■ Written problem ■
As an exercise in exact copying, transcribe the lines below from the one holding "Enumerate this screenshot's" through the last, with both ends included and pictures left out.

Raw records:
= = =

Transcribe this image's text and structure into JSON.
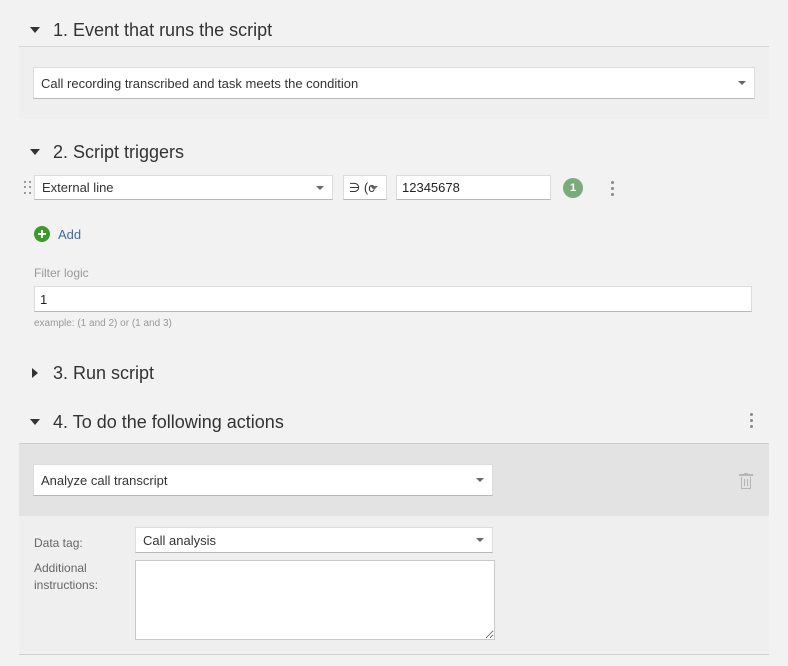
{
  "sections": {
    "event": {
      "title": "1. Event that runs the script",
      "selected": "Call recording transcribed and task meets the condition"
    },
    "triggers": {
      "title": "2. Script triggers",
      "condition_field": "External line",
      "operator": "∋ (c",
      "value": "12345678",
      "badge": "1",
      "add_label": "Add",
      "filter_logic_label": "Filter logic",
      "filter_logic_value": "1",
      "filter_logic_hint": "example: (1 and 2) or (1 and 3)"
    },
    "run": {
      "title": "3. Run script"
    },
    "actions": {
      "title": "4. To do the following actions",
      "action_selected": "Analyze call transcript",
      "data_tag_label": "Data tag:",
      "data_tag_value": "Call analysis",
      "instructions_label": "Additional instructions:",
      "instructions_value": ""
    }
  },
  "colors": {
    "badge": "#7aab7a",
    "add_icon": "#3a9a2a",
    "link": "#3b6ea8"
  }
}
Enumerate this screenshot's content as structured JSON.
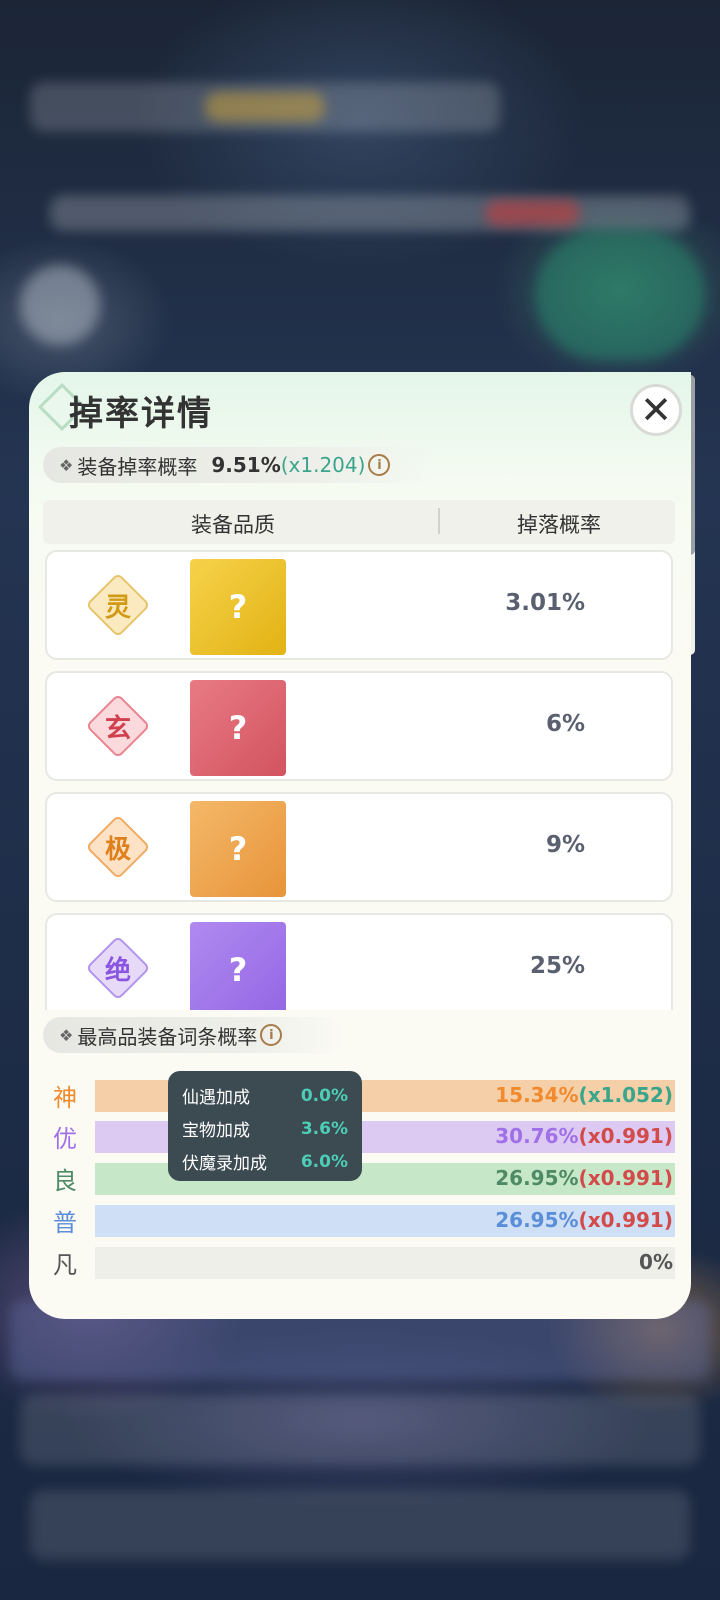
{
  "panel": {
    "title": "掉率详情",
    "close_label": "✕"
  },
  "equip_drop": {
    "label": "装备掉率概率",
    "rate": "9.51%",
    "multiplier": "(x1.204)",
    "info_icon": "info-icon"
  },
  "table": {
    "col_quality": "装备品质",
    "col_rate": "掉落概率",
    "rows": [
      {
        "quality": "灵",
        "icon": "?",
        "rate": "3.01%",
        "color": "#e0b21c"
      },
      {
        "quality": "玄",
        "icon": "?",
        "rate": "6%",
        "color": "#e06070"
      },
      {
        "quality": "极",
        "icon": "?",
        "rate": "9%",
        "color": "#f0a040"
      },
      {
        "quality": "绝",
        "icon": "?",
        "rate": "25%",
        "color": "#a070e8"
      }
    ]
  },
  "affix": {
    "label": "最高品装备词条概率",
    "info_icon": "info-icon",
    "bars": [
      {
        "grade": "神",
        "value": "15.34%",
        "multiplier": "(x1.052)",
        "fraction": 1.0,
        "color": "#f5cfa8",
        "text_color": "#f08a2c",
        "mult_color": "#3aa58a"
      },
      {
        "grade": "优",
        "value": "30.76%",
        "multiplier": "(x0.991)",
        "fraction": 1.0,
        "color": "#dccaf2",
        "text_color": "#a070e8",
        "mult_color": "#d24a4a"
      },
      {
        "grade": "良",
        "value": "26.95%",
        "multiplier": "(x0.991)",
        "fraction": 1.0,
        "color": "#c6e8c9",
        "text_color": "#4e8a66",
        "mult_color": "#d24a4a"
      },
      {
        "grade": "普",
        "value": "26.95%",
        "multiplier": "(x0.991)",
        "fraction": 1.0,
        "color": "#cfdff5",
        "text_color": "#5a8ed8",
        "mult_color": "#d24a4a"
      },
      {
        "grade": "凡",
        "value": "0%",
        "multiplier": "",
        "fraction": 0.0,
        "color": "#efefea",
        "text_color": "#555555",
        "mult_color": "#555555"
      }
    ]
  },
  "tooltip": {
    "lines": [
      {
        "label": "仙遇加成",
        "value": "0.0%"
      },
      {
        "label": "宝物加成",
        "value": "3.6%"
      },
      {
        "label": "伏魔录加成",
        "value": "6.0%"
      }
    ]
  }
}
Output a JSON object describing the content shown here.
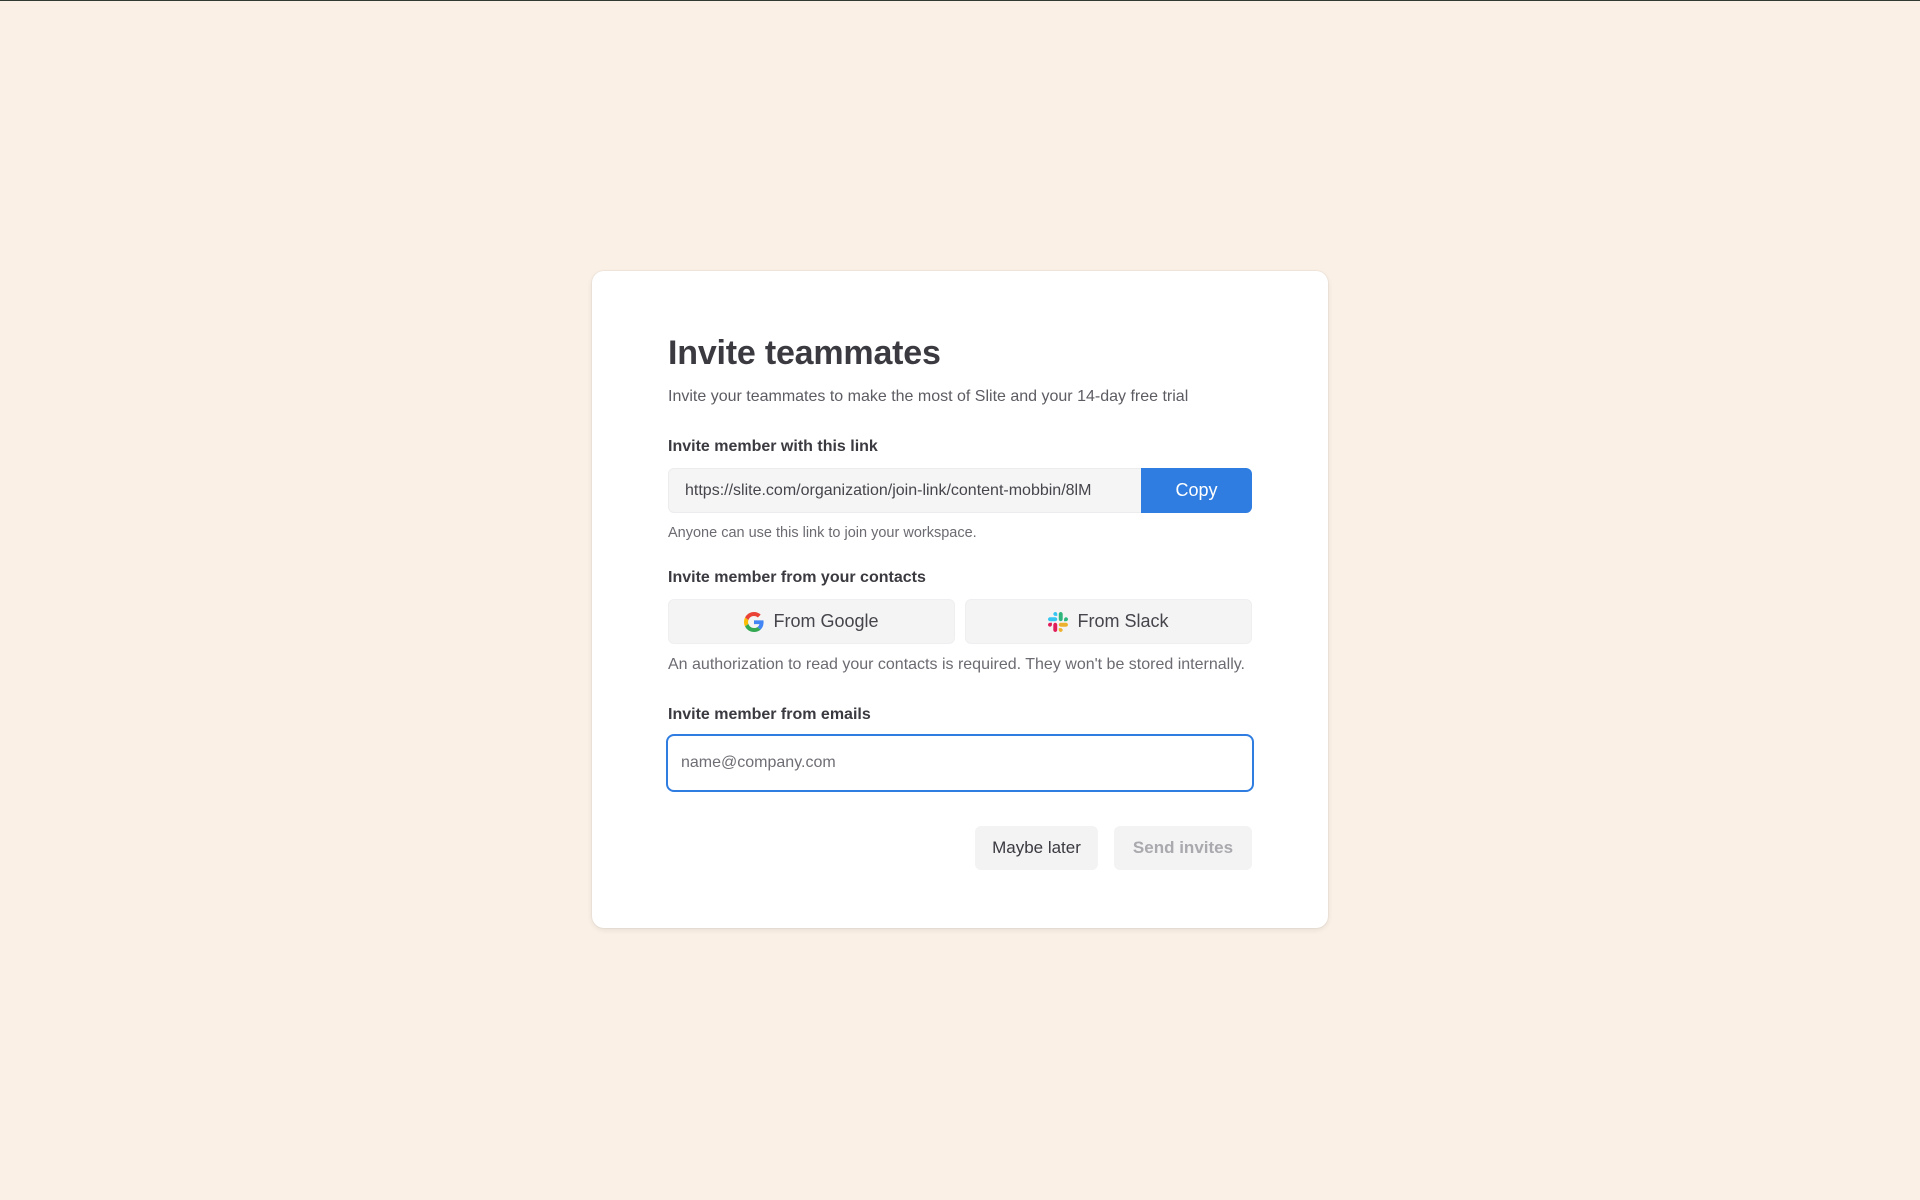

= = =

■ Solution ■
Enumerate this screenshot's content as structured JSON.
{
  "panel": {
    "title": "掉率详情",
    "close_label": "✕"
  },
  "equip_drop": {
    "label": "装备掉率概率",
    "rate": "9.51%",
    "multiplier": "(x1.204)",
    "info_icon": "info-icon"
  },
  "table": {
    "col_quality": "装备品质",
    "col_rate": "掉落概率",
    "rows": [
      {
        "quality": "灵",
        "icon": "?",
        "rate": "3.01%",
        "color": "#e0b21c"
      },
      {
        "quality": "玄",
        "icon": "?",
        "rate": "6%",
        "color": "#e06070"
      },
      {
        "quality": "极",
        "icon": "?",
        "rate": "9%",
        "color": "#f0a040"
      },
      {
        "quality": "绝",
        "icon": "?",
        "rate": "25%",
        "color": "#a070e8"
      }
    ]
  },
  "affix": {
    "label": "最高品装备词条概率",
    "info_icon": "info-icon",
    "bars": [
      {
        "grade": "神",
        "value": "15.34%",
        "multiplier": "(x1.052)",
        "fraction": 1.0,
        "color": "#f5cfa8",
        "text_color": "#f08a2c",
        "mult_color": "#3aa58a"
      },
      {
        "grade": "优",
        "value": "30.76%",
        "multiplier": "(x0.991)",
        "fraction": 1.0,
        "color": "#dccaf2",
        "text_color": "#a070e8",
        "mult_color": "#d24a4a"
      },
      {
        "grade": "良",
        "value": "26.95%",
        "multiplier": "(x0.991)",
        "fraction": 1.0,
        "color": "#c6e8c9",
        "text_color": "#4e8a66",
        "mult_color": "#d24a4a"
      },
      {
        "grade": "普",
        "value": "26.95%",
        "multiplier": "(x0.991)",
        "fraction": 1.0,
        "color": "#cfdff5",
        "text_color": "#5a8ed8",
        "mult_color": "#d24a4a"
      },
      {
        "grade": "凡",
        "value": "0%",
        "multiplier": "",
        "fraction": 0.0,
        "color": "#efefea",
        "text_color": "#555555",
        "mult_color": "#555555"
      }
    ]
  },
  "tooltip": {
    "lines": [
      {
        "label": "仙遇加成",
        "value": "0.0%"
      },
      {
        "label": "宝物加成",
        "value": "3.6%"
      },
      {
        "label": "伏魔录加成",
        "value": "6.0%"
      }
    ]
  }
}
Output a JSON object describing the content shown here.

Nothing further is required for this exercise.